Given problem:
Every line with the word "image" in it should be extracted from the data that follows.

Dataset rows:
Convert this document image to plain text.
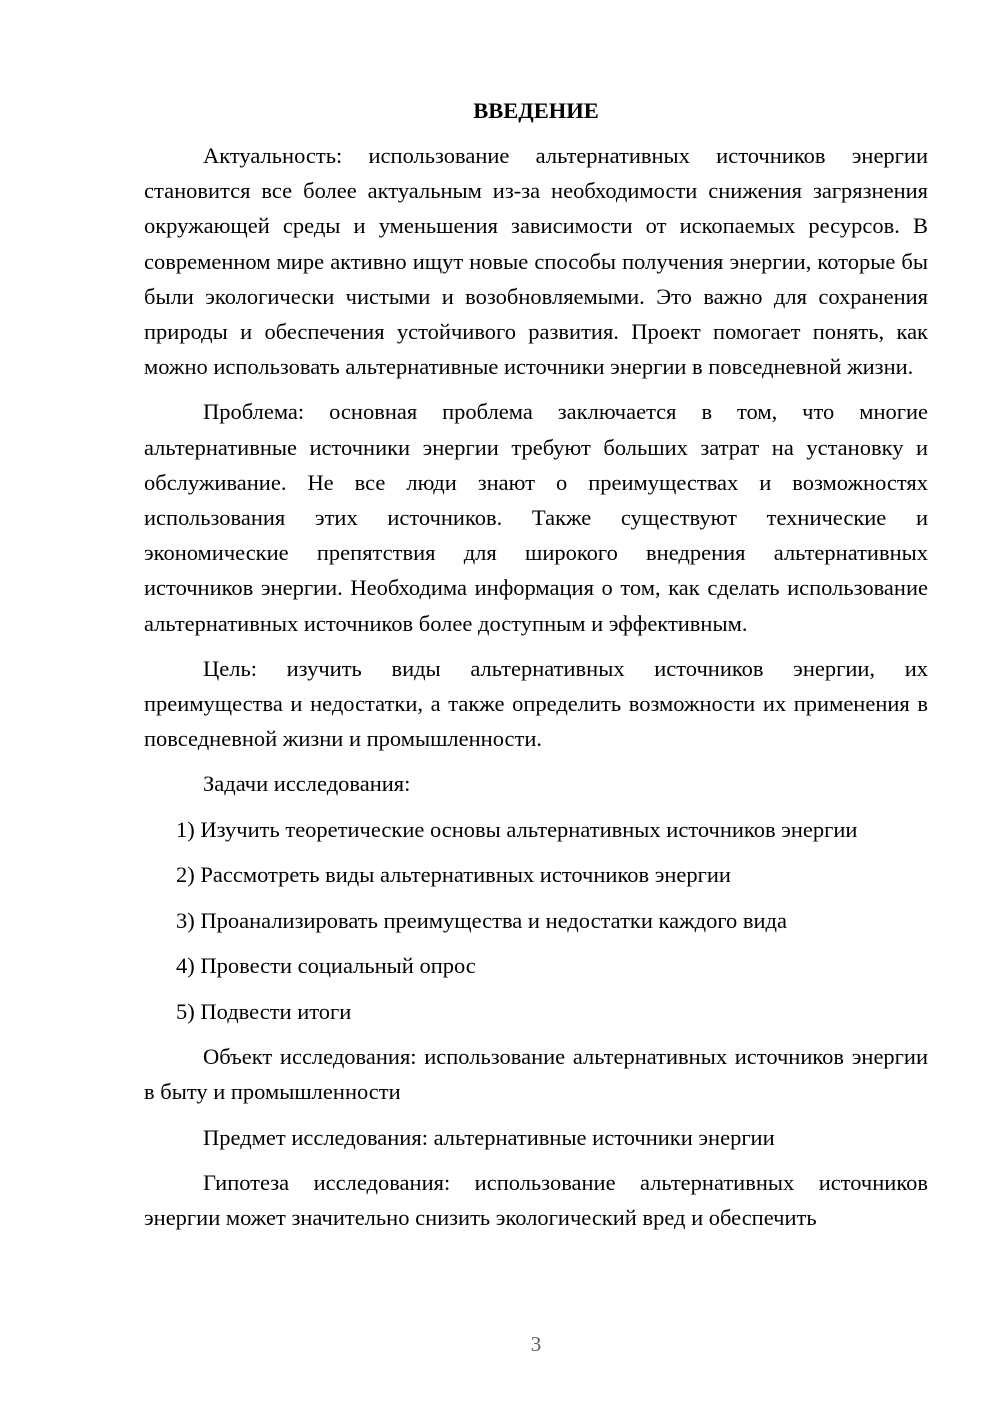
ВВЕДЕНИЕ

Актуальность: использование альтернативных источников энергии становится все более актуальным из-за необходимости снижения загрязнения окружающей среды и уменьшения зависимости от ископаемых ресурсов. В современном мире активно ищут новые способы получения энергии, которые бы были экологически чистыми и возобновляемыми. Это важно для сохранения природы и обеспечения устойчивого развития. Проект помогает понять, как можно использовать альтернативные источники энергии в повседневной жизни.

Проблема: основная проблема заключается в том, что многие альтернативные источники энергии требуют больших затрат на установку и обслуживание. Не все люди знают о преимуществах и возможностях использования этих источников. Также существуют технические и экономические препятствия для широкого внедрения альтернативных источников энергии. Необходима информация о том, как сделать использование альтернативных источников более доступным и эффективным.

Цель: изучить виды альтернативных источников энергии, их преимущества и недостатки, а также определить возможности их применения в повседневной жизни и промышленности.

Задачи исследования:

1) Изучить теоретические основы альтернативных источников энергии

2) Рассмотреть виды альтернативных источников энергии

3) Проанализировать преимущества и недостатки каждого вида

4) Провести социальный опрос

5) Подвести итоги

Объект исследования: использование альтернативных источников энергии в быту и промышленности

Предмет исследования: альтернативные источники энергии

Гипотеза исследования: использование альтернативных источников энергии может значительно снизить экологический вред и обеспечить

3
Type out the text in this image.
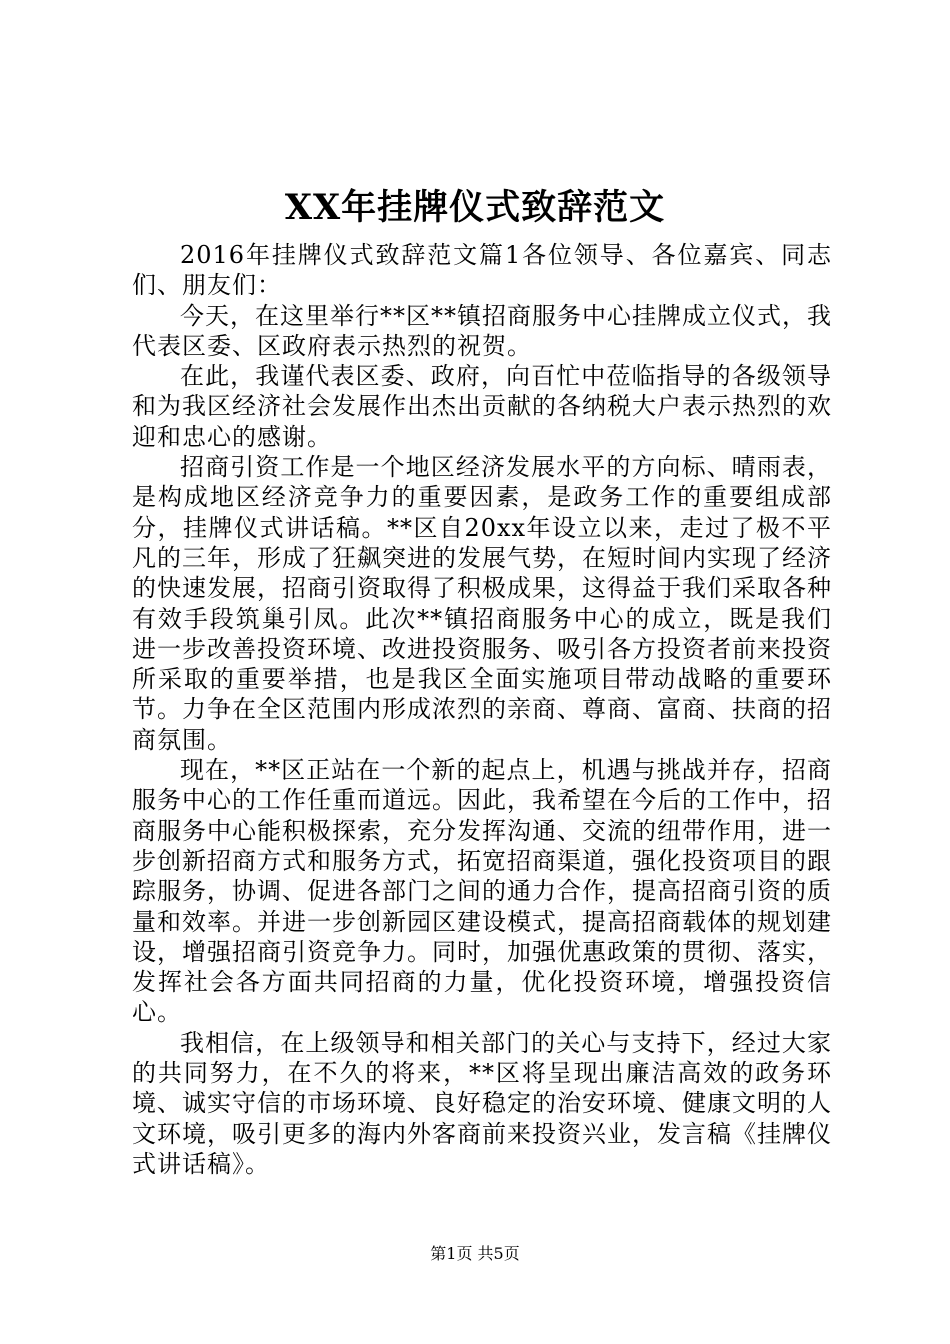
XX年挂牌仪式致辞范文

2016年挂牌仪式致辞范文篇1各位领导、各位嘉宾、同志们、朋友们：

今天，在这里举行**区**镇招商服务中心挂牌成立仪式，我代表区委、区政府表示热烈的祝贺。

在此，我谨代表区委、政府，向百忙中莅临指导的各级领导和为我区经济社会发展作出杰出贡献的各纳税大户表示热烈的欢迎和忠心的感谢。

招商引资工作是一个地区经济发展水平的方向标、晴雨表，是构成地区经济竞争力的重要因素，是政务工作的重要组成部分，挂牌仪式讲话稿。**区自20xx年设立以来，走过了极不平凡的三年，形成了狂飙突进的发展气势，在短时间内实现了经济的快速发展，招商引资取得了积极成果，这得益于我们采取各种有效手段筑巢引凤。此次**镇招商服务中心的成立，既是我们进一步改善投资环境、改进投资服务、吸引各方投资者前来投资所采取的重要举措，也是我区全面实施项目带动战略的重要环节。力争在全区范围内形成浓烈的亲商、尊商、富商、扶商的招商氛围。

现在，**区正站在一个新的起点上，机遇与挑战并存，招商服务中心的工作任重而道远。因此，我希望在今后的工作中，招商服务中心能积极探索，充分发挥沟通、交流的纽带作用，进一步创新招商方式和服务方式，拓宽招商渠道，强化投资项目的跟踪服务，协调、促进各部门之间的通力合作，提高招商引资的质量和效率。并进一步创新园区建设模式，提高招商载体的规划建设，增强招商引资竞争力。同时，加强优惠政策的贯彻、落实，发挥社会各方面共同招商的力量，优化投资环境，增强投资信心。

我相信，在上级领导和相关部门的关心与支持下，经过大家的共同努力，在不久的将来，**区将呈现出廉洁高效的政务环境、诚实守信的市场环境、良好稳定的治安环境、健康文明的人文环境，吸引更多的海内外客商前来投资兴业，发言稿《挂牌仪式讲话稿》。

第1页 共5页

Output for this exercise:
Convert this document image to plain text.
Type out the text in this image.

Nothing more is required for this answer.